:: BRIEF A ::
Return the part of the email from "In-Reply-To: <20160329081010.GA3080@yliu-dev.sh.intel.com>" to "the two VMs.", copied word for word.

All of lore.kernel.org
 help / color / mirror / Atom feed
From: "Marc-André Lureau" <marcandre.lureau@gmail.com>
To: Yuanhan Liu <yuanhan.liu@linux.intel.com>
Cc: "Michael S. Tsirkin" <mst@redhat.com>,
	QEMU <qemu-devel@nongnu.org>,
	"Wang, Zhihong" <zhihong.wang@intel.com>,
	Tetsuya Mukawa <mukawa@igel.co.jp>,
	"Kavanagh, Mark B" <mark.b.kavanagh@intel.com>,
	"Traynor, Kevin" <kevin.traynor@intel.com>
Subject: Re: [Qemu-devel] [PATCH RFC 00/14] vhost-user: shutdown and reconnection
Date: Tue, 29 Mar 2016 12:52:32 +0200	[thread overview]
Message-ID: <CAJ+F1CJziBRyq3SZJ7DYZij2fREY2PRMQtESy4xBoyKamnLXXw@mail.gmail.com> (raw)
In-Reply-To: <20160329081010.GA3080@yliu-dev.sh.intel.com>

Hi

On Tue, Mar 29, 2016 at 10:10 AM, Yuanhan Liu
<yuanhan.liu@linux.intel.com> wrote:
> Backend crash may be not that normal in production usage, it is in
> development stage. It would be handy if we can handle that as well,
> as it's a painful experience for me that every time I do a VM2VM test
> and once my changes to backend causes a crash (unfortunately, it
> happens often in early stage), I have to reboot the two VMs.

:: BRIEF B ::
Substitute "value-label" for "data-label" in the entries from the first line to the line with "y-tick-label: P. Pinang — [93, 333, 165, 351]", and write out those lines with nothing else altered.

:: GIVEN RECORDS ::
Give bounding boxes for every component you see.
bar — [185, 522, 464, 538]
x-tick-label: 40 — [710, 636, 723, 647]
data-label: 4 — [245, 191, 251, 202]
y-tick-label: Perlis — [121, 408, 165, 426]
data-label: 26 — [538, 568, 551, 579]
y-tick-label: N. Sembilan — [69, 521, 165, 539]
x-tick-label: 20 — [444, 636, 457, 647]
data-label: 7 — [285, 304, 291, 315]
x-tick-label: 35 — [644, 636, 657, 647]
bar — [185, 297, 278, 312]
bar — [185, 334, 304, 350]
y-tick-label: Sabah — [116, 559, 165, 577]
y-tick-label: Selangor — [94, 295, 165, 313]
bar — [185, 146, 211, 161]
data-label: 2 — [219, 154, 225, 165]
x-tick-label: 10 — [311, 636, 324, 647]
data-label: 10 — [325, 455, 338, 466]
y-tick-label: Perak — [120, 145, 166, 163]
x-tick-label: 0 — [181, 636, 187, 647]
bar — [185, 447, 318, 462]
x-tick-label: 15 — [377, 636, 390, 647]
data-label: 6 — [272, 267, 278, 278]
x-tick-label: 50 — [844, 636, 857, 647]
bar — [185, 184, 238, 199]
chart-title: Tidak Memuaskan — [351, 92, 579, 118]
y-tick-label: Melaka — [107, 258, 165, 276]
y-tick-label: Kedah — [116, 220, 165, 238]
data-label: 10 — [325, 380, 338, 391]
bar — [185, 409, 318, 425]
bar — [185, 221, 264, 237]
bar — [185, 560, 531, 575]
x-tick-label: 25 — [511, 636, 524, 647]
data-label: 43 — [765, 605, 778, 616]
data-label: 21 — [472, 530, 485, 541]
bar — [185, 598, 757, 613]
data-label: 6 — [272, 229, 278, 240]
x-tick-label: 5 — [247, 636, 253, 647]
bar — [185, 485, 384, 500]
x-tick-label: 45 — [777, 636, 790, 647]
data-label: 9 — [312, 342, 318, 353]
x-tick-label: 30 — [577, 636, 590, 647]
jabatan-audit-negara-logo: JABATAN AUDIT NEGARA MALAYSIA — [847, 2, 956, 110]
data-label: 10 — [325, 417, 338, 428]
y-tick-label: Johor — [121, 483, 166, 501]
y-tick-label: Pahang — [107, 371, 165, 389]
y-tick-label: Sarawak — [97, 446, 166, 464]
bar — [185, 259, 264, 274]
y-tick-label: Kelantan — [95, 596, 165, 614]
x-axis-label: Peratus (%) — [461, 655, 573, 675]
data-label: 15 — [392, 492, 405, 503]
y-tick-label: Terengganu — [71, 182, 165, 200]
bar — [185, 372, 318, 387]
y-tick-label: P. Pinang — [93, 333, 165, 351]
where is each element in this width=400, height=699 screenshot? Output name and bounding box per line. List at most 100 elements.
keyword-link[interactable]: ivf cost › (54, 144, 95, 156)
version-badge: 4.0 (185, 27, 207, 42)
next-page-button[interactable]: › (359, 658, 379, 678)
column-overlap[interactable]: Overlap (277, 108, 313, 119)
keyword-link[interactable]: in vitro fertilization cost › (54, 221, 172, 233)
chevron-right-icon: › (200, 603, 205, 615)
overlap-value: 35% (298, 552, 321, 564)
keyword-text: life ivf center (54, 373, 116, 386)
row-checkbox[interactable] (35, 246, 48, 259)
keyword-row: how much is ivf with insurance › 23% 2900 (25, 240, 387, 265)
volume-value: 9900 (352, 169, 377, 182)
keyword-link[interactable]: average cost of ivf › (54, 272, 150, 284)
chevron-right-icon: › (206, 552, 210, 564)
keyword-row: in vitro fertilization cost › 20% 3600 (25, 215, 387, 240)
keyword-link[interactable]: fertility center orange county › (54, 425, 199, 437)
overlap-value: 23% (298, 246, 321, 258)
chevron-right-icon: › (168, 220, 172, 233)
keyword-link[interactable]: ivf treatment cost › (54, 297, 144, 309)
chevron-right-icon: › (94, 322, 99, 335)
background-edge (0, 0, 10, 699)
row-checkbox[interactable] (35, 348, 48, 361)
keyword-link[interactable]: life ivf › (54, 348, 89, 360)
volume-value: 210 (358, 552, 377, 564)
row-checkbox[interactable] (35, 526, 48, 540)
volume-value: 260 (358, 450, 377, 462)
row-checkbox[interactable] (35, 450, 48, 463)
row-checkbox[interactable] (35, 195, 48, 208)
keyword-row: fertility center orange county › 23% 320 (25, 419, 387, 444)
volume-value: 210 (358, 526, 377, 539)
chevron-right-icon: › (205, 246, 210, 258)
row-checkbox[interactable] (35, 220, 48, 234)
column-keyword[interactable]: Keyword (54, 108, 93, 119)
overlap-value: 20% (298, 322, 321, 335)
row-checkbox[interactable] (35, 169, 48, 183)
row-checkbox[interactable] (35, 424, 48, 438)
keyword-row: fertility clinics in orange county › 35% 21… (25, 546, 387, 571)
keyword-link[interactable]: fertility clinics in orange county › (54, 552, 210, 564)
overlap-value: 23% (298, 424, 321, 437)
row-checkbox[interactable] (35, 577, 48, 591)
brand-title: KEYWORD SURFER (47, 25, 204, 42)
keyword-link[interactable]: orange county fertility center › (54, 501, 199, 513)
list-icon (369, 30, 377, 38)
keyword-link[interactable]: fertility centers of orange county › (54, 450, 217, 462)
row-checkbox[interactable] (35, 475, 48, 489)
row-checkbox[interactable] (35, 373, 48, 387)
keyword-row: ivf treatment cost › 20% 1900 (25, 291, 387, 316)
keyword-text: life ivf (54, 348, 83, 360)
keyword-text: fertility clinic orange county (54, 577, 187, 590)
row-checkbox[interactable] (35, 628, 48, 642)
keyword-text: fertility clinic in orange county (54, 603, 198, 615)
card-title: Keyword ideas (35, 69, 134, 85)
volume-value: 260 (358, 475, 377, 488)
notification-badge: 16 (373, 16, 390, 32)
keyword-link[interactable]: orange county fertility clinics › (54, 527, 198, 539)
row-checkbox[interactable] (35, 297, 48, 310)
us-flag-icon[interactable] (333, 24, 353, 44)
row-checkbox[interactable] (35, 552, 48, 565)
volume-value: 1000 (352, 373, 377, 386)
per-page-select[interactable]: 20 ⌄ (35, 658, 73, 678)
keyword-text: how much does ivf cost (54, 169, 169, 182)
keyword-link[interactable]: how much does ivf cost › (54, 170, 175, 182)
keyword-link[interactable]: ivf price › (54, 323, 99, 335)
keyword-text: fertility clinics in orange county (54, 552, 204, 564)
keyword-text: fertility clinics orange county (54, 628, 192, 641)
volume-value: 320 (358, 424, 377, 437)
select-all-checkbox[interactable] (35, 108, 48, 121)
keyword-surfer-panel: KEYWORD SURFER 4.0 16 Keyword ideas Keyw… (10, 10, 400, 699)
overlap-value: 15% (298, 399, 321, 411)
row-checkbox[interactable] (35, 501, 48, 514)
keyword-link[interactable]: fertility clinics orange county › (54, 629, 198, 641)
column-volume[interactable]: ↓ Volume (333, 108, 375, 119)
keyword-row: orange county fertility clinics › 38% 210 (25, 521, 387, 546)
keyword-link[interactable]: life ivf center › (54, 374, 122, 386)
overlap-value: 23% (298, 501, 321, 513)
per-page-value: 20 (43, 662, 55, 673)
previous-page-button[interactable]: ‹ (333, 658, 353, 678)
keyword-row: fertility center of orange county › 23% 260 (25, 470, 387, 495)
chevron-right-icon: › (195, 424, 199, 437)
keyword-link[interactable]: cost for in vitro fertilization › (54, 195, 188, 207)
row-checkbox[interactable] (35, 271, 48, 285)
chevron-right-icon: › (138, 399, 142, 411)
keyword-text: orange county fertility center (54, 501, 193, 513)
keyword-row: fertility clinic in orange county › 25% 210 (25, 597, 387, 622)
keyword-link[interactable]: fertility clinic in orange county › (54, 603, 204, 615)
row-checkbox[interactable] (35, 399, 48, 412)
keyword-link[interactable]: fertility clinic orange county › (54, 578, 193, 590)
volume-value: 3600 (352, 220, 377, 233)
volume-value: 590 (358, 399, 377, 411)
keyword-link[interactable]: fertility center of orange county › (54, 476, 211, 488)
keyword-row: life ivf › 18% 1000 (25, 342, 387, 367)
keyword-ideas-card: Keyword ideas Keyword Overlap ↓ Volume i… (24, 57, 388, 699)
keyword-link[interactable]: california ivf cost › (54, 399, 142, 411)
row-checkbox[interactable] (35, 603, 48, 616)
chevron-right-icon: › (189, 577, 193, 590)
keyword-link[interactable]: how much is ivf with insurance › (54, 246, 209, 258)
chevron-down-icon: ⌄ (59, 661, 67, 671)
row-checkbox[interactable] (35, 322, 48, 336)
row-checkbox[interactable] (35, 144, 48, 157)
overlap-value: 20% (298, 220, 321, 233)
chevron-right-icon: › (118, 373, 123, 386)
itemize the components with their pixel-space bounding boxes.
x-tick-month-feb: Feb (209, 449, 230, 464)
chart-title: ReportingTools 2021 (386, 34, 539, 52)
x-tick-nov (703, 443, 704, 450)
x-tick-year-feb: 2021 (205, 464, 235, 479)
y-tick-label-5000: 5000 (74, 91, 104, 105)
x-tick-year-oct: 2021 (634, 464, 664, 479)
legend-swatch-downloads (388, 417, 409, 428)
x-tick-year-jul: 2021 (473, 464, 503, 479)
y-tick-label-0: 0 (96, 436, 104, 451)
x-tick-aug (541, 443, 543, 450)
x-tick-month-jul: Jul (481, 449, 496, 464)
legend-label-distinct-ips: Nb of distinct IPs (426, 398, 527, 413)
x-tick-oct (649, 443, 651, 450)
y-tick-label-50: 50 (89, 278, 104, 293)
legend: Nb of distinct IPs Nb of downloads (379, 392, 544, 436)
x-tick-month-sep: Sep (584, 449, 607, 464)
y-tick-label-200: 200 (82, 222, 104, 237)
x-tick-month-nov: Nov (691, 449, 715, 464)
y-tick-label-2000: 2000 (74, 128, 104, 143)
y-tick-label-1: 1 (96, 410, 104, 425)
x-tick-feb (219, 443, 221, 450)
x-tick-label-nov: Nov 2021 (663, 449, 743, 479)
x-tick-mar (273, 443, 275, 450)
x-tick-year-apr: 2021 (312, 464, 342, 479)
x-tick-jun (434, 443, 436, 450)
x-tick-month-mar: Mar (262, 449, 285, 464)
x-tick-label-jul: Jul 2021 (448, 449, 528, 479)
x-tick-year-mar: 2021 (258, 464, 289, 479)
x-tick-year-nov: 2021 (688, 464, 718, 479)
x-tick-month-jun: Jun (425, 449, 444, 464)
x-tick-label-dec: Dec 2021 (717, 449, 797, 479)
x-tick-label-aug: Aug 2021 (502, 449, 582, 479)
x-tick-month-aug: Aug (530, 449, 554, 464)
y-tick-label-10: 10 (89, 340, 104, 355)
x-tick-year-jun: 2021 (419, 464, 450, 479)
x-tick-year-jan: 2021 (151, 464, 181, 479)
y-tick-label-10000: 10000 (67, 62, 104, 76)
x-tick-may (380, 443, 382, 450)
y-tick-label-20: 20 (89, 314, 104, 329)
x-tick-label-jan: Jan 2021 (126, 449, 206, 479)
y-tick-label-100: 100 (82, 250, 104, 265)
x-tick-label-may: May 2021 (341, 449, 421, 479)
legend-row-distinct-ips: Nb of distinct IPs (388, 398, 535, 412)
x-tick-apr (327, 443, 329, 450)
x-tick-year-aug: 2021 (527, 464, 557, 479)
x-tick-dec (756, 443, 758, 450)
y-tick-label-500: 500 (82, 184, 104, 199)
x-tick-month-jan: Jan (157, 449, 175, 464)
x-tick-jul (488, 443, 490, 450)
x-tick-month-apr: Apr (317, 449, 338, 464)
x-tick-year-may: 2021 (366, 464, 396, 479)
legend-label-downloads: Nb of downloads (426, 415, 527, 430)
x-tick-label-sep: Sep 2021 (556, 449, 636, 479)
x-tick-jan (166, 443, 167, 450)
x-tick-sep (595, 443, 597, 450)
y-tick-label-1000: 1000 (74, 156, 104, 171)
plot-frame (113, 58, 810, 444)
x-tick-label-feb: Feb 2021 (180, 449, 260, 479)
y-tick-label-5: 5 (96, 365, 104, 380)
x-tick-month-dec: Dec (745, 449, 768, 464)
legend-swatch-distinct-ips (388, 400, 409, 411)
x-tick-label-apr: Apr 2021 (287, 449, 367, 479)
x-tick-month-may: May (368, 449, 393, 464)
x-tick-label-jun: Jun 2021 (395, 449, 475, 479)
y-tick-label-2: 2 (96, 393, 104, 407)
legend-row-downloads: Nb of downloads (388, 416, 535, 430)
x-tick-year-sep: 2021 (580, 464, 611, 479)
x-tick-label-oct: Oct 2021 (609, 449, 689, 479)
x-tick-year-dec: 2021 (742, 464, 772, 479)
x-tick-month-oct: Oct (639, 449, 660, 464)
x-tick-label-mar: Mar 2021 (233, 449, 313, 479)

:: SOLUTION A ::
In-Reply-To: <20160329081010.GA3080@yliu-dev.sh.intel.com>

Hi

On Tue, Mar 29, 2016 at 10:10 AM, Yuanhan Liu
<yuanhan.liu@linux.intel.com> wrote:
> Backend crash may be not that normal in production usage, it is in
> development stage. It would be handy if we can handle that as well,
> as it's a painful experience for me that every time I do a VM2VM test
> and once my changes to backend causes a crash (unfortunately, it
> happens often in early stage), I have to reboot the two VMs.

:: SOLUTION B ::
Give bounding boxes for every component you see.
bar — [185, 522, 464, 538]
x-tick-label: 40 — [710, 636, 723, 647]
value-label: 4 — [245, 191, 251, 202]
y-tick-label: Perlis — [121, 408, 165, 426]
value-label: 26 — [538, 568, 551, 579]
y-tick-label: N. Sembilan — [69, 521, 165, 539]
x-tick-label: 20 — [444, 636, 457, 647]
value-label: 7 — [285, 304, 291, 315]
x-tick-label: 35 — [644, 636, 657, 647]
bar — [185, 297, 278, 312]
bar — [185, 334, 304, 350]
y-tick-label: Sabah — [116, 559, 165, 577]
y-tick-label: Selangor — [94, 295, 165, 313]
bar — [185, 146, 211, 161]
value-label: 2 — [219, 154, 225, 165]
x-tick-label: 10 — [311, 636, 324, 647]
value-label: 10 — [325, 455, 338, 466]
y-tick-label: Perak — [120, 145, 166, 163]
x-tick-label: 0 — [181, 636, 187, 647]
bar — [185, 447, 318, 462]
x-tick-label: 15 — [377, 636, 390, 647]
value-label: 6 — [272, 267, 278, 278]
x-tick-label: 50 — [844, 636, 857, 647]
bar — [185, 184, 238, 199]
chart-title: Tidak Memuaskan — [351, 92, 579, 118]
y-tick-label: Melaka — [107, 258, 165, 276]
y-tick-label: Kedah — [116, 220, 165, 238]
value-label: 10 — [325, 380, 338, 391]
bar — [185, 409, 318, 425]
bar — [185, 221, 264, 237]
bar — [185, 560, 531, 575]
x-tick-label: 25 — [511, 636, 524, 647]
value-label: 43 — [765, 605, 778, 616]
value-label: 21 — [472, 530, 485, 541]
bar — [185, 598, 757, 613]
value-label: 6 — [272, 229, 278, 240]
x-tick-label: 5 — [247, 636, 253, 647]
bar — [185, 485, 384, 500]
x-tick-label: 45 — [777, 636, 790, 647]
value-label: 9 — [312, 342, 318, 353]
x-tick-label: 30 — [577, 636, 590, 647]
jabatan-audit-negara-logo: JABATAN AUDIT NEGARA MALAYSIA — [847, 2, 956, 110]
value-label: 10 — [325, 417, 338, 428]
y-tick-label: Johor — [121, 483, 166, 501]
y-tick-label: Pahang — [107, 371, 165, 389]
y-tick-label: Sarawak — [97, 446, 166, 464]
bar — [185, 259, 264, 274]
y-tick-label: Kelantan — [95, 596, 165, 614]
x-axis-label: Peratus (%) — [461, 655, 573, 675]
value-label: 15 — [392, 492, 405, 503]
y-tick-label: Terengganu — [71, 182, 165, 200]
bar — [185, 372, 318, 387]
y-tick-label: P. Pinang — [93, 333, 165, 351]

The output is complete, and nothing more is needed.